_What the task requires_. Every line with the string "делится" should be gathered.

_Listing_.
● ● ● ● ● ● ●
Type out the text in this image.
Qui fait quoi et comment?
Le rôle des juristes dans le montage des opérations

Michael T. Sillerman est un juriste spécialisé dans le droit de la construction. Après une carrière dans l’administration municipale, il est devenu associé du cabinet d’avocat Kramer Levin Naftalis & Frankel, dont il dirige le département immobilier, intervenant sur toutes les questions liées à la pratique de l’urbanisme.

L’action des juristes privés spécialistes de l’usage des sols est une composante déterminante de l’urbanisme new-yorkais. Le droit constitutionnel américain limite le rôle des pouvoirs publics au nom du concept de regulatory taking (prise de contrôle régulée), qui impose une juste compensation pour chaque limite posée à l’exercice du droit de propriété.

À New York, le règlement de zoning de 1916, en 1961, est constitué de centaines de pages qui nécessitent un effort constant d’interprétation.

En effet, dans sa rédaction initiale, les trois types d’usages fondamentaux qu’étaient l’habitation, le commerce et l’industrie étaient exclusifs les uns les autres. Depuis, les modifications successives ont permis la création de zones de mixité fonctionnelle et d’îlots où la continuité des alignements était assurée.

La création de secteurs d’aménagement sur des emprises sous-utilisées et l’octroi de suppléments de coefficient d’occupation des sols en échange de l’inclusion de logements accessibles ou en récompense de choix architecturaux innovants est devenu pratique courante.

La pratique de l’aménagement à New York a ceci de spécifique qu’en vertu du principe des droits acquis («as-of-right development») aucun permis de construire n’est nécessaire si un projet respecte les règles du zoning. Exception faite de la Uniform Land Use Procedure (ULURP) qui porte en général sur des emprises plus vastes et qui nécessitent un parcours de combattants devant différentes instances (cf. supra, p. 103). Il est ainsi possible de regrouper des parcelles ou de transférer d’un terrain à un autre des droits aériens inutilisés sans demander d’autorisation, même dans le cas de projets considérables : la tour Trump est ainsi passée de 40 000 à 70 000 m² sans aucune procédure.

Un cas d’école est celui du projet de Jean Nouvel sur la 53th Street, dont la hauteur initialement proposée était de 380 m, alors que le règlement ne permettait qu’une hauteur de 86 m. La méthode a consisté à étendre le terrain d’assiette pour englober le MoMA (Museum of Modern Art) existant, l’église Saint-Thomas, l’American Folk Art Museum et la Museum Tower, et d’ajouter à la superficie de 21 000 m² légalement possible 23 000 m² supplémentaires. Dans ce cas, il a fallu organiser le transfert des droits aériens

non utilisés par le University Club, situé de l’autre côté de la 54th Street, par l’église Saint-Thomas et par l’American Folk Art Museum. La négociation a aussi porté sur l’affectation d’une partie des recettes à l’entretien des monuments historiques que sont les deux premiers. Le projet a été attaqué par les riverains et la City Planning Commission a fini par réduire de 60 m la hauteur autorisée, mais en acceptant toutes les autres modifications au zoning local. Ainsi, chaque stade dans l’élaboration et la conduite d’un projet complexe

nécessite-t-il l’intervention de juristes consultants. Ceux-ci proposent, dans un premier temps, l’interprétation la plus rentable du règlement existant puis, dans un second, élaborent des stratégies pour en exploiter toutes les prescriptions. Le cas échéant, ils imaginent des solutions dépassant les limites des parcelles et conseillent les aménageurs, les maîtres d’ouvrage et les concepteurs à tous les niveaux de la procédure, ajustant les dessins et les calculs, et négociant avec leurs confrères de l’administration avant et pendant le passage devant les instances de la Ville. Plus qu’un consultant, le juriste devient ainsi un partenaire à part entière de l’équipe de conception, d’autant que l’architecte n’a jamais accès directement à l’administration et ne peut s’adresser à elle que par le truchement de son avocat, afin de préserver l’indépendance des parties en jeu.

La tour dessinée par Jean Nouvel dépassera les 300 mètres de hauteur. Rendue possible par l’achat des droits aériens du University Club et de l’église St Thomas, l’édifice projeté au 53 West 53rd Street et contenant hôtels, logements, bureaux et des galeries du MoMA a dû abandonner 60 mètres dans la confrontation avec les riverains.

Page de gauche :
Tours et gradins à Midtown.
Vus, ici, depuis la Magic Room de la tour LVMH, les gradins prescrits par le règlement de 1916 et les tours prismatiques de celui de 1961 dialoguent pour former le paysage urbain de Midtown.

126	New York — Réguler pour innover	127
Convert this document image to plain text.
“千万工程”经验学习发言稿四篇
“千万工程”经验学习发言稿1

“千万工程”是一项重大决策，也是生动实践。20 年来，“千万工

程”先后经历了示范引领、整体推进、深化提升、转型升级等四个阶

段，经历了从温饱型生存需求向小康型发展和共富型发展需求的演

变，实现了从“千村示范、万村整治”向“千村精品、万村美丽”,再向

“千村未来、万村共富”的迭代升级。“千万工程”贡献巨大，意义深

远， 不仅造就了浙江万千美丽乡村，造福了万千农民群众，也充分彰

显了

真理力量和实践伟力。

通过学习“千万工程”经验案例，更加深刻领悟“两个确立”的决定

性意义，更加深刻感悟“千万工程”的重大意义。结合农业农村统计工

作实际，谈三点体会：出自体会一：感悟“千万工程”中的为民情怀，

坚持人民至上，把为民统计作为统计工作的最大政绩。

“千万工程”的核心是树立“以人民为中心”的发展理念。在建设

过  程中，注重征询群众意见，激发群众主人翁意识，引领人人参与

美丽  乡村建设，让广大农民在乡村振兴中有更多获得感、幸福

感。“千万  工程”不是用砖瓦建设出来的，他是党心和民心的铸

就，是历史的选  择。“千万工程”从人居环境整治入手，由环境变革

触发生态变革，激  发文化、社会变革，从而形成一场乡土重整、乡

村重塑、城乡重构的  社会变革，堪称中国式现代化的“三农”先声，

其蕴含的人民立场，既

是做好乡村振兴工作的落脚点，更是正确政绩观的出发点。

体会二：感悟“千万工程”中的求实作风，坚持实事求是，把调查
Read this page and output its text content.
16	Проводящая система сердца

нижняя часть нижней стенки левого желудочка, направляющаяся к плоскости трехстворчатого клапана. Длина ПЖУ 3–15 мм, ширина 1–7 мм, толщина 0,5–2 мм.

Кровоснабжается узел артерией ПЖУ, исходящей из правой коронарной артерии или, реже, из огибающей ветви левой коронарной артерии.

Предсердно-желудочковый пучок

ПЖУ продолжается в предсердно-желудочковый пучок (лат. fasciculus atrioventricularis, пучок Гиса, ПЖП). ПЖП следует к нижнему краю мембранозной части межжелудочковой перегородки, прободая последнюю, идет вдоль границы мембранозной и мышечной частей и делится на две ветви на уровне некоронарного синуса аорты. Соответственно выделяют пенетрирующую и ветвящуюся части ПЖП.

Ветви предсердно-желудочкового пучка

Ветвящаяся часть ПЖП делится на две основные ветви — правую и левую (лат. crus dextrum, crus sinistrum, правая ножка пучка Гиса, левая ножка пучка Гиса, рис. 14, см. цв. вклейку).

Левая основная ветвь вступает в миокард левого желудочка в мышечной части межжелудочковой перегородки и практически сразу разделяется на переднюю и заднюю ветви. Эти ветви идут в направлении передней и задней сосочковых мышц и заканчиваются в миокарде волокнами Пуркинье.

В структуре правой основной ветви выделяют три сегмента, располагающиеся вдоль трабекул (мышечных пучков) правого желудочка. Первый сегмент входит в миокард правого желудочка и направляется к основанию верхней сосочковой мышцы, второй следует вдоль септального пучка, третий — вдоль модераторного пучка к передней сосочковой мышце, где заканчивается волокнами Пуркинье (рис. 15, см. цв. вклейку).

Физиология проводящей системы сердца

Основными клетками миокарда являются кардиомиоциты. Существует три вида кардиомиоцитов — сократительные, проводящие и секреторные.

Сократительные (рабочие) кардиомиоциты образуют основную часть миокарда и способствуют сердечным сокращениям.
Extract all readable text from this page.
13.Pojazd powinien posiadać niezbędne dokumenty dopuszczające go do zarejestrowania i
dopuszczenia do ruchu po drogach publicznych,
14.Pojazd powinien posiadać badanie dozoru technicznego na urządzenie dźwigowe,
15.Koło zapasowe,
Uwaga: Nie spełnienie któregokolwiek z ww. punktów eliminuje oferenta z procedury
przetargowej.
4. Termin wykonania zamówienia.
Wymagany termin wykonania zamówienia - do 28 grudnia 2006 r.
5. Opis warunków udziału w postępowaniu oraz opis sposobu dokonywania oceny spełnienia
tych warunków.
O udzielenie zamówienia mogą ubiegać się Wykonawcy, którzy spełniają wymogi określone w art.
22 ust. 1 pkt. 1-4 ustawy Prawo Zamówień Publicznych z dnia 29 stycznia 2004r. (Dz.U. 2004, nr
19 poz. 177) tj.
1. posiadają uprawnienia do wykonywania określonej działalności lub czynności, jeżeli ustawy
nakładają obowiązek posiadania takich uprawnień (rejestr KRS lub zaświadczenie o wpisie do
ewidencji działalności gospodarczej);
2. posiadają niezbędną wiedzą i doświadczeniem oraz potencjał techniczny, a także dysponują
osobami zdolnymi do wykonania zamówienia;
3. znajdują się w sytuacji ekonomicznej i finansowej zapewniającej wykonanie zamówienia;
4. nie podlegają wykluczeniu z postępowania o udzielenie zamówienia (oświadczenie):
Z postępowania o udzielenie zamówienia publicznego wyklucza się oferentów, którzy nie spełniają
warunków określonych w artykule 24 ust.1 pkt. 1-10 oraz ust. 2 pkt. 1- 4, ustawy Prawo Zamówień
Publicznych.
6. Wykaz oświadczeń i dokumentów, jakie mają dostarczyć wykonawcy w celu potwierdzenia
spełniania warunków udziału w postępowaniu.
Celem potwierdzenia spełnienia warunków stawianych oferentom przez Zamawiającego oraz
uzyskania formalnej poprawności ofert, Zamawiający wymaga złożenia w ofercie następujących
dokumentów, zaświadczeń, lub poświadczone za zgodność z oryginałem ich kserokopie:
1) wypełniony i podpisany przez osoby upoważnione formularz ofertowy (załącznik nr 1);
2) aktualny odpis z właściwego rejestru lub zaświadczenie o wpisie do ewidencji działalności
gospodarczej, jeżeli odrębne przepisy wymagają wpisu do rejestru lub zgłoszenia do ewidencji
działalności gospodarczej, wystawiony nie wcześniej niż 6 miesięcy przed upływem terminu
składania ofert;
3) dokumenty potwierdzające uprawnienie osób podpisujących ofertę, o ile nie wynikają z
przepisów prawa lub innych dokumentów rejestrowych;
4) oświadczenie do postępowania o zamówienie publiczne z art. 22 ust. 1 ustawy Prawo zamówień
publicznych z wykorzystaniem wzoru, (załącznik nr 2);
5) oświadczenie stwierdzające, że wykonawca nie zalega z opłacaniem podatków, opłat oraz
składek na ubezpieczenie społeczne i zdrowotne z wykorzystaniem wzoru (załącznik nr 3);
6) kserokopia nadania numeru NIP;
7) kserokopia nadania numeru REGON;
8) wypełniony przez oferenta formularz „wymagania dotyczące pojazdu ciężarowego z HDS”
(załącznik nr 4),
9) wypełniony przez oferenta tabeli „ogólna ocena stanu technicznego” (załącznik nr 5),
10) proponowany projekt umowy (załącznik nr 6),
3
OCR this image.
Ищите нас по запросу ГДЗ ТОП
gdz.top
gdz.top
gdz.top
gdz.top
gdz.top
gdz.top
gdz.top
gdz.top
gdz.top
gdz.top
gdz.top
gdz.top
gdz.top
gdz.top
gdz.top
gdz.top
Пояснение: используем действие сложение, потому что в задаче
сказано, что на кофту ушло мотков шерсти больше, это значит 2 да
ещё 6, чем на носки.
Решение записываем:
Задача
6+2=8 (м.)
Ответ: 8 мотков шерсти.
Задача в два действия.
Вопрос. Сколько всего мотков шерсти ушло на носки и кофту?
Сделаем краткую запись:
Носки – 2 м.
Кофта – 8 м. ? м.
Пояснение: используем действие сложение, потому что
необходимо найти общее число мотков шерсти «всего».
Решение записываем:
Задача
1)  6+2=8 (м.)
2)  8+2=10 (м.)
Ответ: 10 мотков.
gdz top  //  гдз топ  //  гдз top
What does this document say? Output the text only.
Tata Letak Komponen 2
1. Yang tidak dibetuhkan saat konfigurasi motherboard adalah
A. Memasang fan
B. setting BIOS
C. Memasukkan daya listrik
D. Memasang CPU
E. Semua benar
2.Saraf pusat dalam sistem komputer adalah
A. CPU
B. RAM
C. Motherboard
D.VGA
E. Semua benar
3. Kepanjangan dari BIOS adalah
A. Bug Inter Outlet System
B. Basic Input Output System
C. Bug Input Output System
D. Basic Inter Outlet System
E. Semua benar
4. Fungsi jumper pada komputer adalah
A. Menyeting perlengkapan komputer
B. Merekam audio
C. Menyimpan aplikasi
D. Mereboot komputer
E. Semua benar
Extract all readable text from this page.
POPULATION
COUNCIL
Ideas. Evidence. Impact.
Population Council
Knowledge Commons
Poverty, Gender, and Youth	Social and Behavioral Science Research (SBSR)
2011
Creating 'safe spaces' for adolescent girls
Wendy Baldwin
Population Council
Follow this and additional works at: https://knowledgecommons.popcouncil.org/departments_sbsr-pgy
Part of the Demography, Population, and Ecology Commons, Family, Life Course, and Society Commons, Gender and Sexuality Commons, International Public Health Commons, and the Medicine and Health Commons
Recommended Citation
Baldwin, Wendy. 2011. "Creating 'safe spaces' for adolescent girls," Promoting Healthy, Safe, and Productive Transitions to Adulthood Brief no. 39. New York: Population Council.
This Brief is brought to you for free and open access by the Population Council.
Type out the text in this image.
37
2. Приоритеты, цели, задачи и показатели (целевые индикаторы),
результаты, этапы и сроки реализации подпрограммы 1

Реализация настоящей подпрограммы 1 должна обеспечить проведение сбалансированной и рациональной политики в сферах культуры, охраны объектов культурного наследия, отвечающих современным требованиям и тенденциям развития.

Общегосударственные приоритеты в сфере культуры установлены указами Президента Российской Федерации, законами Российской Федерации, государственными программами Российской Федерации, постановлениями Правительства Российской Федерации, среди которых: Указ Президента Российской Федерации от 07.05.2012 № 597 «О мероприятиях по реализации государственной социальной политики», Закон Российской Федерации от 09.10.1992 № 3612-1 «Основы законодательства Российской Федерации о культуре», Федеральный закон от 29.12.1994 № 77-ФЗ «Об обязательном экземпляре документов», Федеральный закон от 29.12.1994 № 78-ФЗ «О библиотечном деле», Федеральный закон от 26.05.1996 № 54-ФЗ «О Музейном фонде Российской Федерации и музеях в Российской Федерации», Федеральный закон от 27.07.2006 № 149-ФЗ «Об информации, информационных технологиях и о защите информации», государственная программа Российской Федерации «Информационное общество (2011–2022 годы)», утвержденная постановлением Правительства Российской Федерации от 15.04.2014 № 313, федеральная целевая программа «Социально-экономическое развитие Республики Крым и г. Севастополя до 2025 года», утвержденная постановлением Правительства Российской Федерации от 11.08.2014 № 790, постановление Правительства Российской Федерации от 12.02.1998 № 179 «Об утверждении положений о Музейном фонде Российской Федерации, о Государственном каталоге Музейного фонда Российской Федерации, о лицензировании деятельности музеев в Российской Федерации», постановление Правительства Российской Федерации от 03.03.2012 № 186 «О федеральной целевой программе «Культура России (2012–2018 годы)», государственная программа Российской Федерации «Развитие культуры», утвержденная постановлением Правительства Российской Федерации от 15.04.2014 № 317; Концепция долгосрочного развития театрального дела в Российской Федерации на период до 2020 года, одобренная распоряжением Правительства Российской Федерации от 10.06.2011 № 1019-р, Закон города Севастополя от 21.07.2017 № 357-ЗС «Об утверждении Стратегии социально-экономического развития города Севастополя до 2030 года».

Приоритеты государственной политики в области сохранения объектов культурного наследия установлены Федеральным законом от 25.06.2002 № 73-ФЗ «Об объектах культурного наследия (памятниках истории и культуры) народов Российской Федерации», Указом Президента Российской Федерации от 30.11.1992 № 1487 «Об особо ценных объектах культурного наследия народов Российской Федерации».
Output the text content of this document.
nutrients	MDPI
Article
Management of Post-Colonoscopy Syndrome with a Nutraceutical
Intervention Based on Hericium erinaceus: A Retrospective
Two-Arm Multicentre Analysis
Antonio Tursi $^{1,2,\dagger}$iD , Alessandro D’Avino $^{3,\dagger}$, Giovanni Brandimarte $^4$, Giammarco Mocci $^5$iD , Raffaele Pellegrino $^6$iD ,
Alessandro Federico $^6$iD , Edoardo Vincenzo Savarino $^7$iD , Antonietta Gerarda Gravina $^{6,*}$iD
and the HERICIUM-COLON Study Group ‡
● ● ● ● ● ● ●
_Response below_.
ПЖУ продолжается в предсердно-желудочковый пучок (лат. fasciculus atrioventricularis, пучок Гиса, ПЖП). ПЖП следует к нижнему краю мембранозной части межжелудочковой перегородки, прободая последнюю, идет вдоль границы мембранозной и мышечной частей и делится на две ветви на уровне некоронарного синуса аорты. Соответственно выделяют пенетрирующую и ветвящуюся части ПЖП.
Ветвящаяся часть ПЖП делится на две основные ветви — правую и левую (лат. crus dextrum, crus sinistrum, правая ножка пучка Гиса, левая ножка пучка Гиса, рис. 14, см. цв. вклейку).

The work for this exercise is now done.